>> begin

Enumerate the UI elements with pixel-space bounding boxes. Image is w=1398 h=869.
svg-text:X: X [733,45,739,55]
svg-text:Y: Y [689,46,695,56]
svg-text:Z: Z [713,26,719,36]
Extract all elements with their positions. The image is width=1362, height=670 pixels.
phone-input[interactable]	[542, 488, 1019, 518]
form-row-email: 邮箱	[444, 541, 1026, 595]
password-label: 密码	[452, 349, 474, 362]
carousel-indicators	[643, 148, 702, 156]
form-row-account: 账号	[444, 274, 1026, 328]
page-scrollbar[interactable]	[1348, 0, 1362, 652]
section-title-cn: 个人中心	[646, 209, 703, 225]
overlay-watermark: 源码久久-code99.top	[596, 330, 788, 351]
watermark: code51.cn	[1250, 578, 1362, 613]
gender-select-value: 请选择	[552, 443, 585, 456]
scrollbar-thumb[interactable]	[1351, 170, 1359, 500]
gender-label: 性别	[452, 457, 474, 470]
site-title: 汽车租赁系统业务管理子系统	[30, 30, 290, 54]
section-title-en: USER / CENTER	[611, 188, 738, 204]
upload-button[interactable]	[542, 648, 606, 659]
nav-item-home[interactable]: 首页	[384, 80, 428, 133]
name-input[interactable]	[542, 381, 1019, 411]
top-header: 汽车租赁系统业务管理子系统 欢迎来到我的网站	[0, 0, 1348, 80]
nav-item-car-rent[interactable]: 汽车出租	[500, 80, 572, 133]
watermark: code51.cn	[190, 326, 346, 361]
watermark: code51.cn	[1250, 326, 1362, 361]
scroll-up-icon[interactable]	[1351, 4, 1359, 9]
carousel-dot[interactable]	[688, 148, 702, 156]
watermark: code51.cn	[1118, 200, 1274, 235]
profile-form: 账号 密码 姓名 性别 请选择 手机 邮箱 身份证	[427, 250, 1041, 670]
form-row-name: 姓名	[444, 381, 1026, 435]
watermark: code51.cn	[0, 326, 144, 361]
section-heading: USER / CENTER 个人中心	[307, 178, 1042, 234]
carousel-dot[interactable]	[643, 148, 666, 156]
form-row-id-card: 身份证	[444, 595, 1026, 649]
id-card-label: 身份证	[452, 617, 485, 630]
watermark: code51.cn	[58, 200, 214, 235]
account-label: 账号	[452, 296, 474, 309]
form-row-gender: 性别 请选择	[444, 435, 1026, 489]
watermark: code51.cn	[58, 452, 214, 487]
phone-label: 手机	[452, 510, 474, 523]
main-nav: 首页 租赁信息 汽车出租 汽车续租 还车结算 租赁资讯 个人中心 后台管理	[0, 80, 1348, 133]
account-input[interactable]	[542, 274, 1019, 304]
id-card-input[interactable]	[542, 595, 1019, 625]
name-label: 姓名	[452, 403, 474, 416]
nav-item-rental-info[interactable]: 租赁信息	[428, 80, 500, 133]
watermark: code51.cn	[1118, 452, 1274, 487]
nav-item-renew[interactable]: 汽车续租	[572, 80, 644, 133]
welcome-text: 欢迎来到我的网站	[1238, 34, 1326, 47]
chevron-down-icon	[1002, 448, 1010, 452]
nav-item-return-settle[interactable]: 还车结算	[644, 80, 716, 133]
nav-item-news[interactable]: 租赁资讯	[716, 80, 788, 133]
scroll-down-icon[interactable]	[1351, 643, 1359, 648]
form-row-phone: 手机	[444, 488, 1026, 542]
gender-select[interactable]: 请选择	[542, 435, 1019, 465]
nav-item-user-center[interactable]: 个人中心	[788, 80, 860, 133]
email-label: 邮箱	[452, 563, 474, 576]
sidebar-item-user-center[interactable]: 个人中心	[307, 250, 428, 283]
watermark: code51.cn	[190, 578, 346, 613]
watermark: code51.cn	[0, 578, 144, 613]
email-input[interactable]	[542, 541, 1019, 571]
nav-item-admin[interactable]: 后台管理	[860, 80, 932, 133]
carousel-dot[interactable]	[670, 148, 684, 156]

>> end

### [EXERCISE INSTRUCTIONS]
Copy every line above verbatim, keeping each one unchanged and in the same order.

### [RESPONSE]
Enumerate the UI elements with pixel-space bounding boxes. Image is w=1398 h=869.
svg-text:X: X [733,45,739,55]
svg-text:Y: Y [689,46,695,56]
svg-text:Z: Z [713,26,719,36]
Extract all elements with their positions. The image is width=1362, height=670 pixels.
phone-input[interactable]	[542, 488, 1019, 518]
form-row-email: 邮箱	[444, 541, 1026, 595]
password-label: 密码	[452, 349, 474, 362]
carousel-indicators	[643, 148, 702, 156]
form-row-account: 账号	[444, 274, 1026, 328]
page-scrollbar[interactable]	[1348, 0, 1362, 652]
section-title-cn: 个人中心	[646, 209, 703, 225]
overlay-watermark: 源码久久-code99.top	[596, 330, 788, 351]
watermark: code51.cn	[1250, 578, 1362, 613]
gender-select-value: 请选择	[552, 443, 585, 456]
scrollbar-thumb[interactable]	[1351, 170, 1359, 500]
gender-label: 性别	[452, 457, 474, 470]
site-title: 汽车租赁系统业务管理子系统	[30, 30, 290, 54]
section-title-en: USER / CENTER	[611, 188, 738, 204]
upload-button[interactable]	[542, 648, 606, 659]
nav-item-home[interactable]: 首页	[384, 80, 428, 133]
name-input[interactable]	[542, 381, 1019, 411]
top-header: 汽车租赁系统业务管理子系统 欢迎来到我的网站	[0, 0, 1348, 80]
nav-item-car-rent[interactable]: 汽车出租	[500, 80, 572, 133]
watermark: code51.cn	[190, 326, 346, 361]
watermark: code51.cn	[1250, 326, 1362, 361]
scroll-up-icon[interactable]	[1351, 4, 1359, 9]
carousel-dot[interactable]	[688, 148, 702, 156]
watermark: code51.cn	[1118, 200, 1274, 235]
profile-form: 账号 密码 姓名 性别 请选择 手机 邮箱 身份证	[427, 250, 1041, 670]
form-row-name: 姓名	[444, 381, 1026, 435]
watermark: code51.cn	[0, 326, 144, 361]
section-heading: USER / CENTER 个人中心	[307, 178, 1042, 234]
carousel-dot[interactable]	[643, 148, 666, 156]
form-row-id-card: 身份证	[444, 595, 1026, 649]
id-card-label: 身份证	[452, 617, 485, 630]
watermark: code51.cn	[58, 200, 214, 235]
account-label: 账号	[452, 296, 474, 309]
form-row-gender: 性别 请选择	[444, 435, 1026, 489]
watermark: code51.cn	[58, 452, 214, 487]
phone-label: 手机	[452, 510, 474, 523]
main-nav: 首页 租赁信息 汽车出租 汽车续租 还车结算 租赁资讯 个人中心 后台管理	[0, 80, 1348, 133]
account-input[interactable]	[542, 274, 1019, 304]
id-card-input[interactable]	[542, 595, 1019, 625]
name-label: 姓名	[452, 403, 474, 416]
nav-item-rental-info[interactable]: 租赁信息	[428, 80, 500, 133]
watermark: code51.cn	[1118, 452, 1274, 487]
nav-item-renew[interactable]: 汽车续租	[572, 80, 644, 133]
welcome-text: 欢迎来到我的网站	[1238, 34, 1326, 47]
chevron-down-icon	[1002, 448, 1010, 452]
nav-item-return-settle[interactable]: 还车结算	[644, 80, 716, 133]
nav-item-news[interactable]: 租赁资讯	[716, 80, 788, 133]
scroll-down-icon[interactable]	[1351, 643, 1359, 648]
form-row-phone: 手机	[444, 488, 1026, 542]
gender-select[interactable]: 请选择	[542, 435, 1019, 465]
nav-item-user-center[interactable]: 个人中心	[788, 80, 860, 133]
email-label: 邮箱	[452, 563, 474, 576]
sidebar-item-user-center[interactable]: 个人中心	[307, 250, 428, 283]
watermark: code51.cn	[190, 578, 346, 613]
watermark: code51.cn	[0, 578, 144, 613]
email-input[interactable]	[542, 541, 1019, 571]
nav-item-admin[interactable]: 后台管理	[860, 80, 932, 133]
carousel-dot[interactable]	[670, 148, 684, 156]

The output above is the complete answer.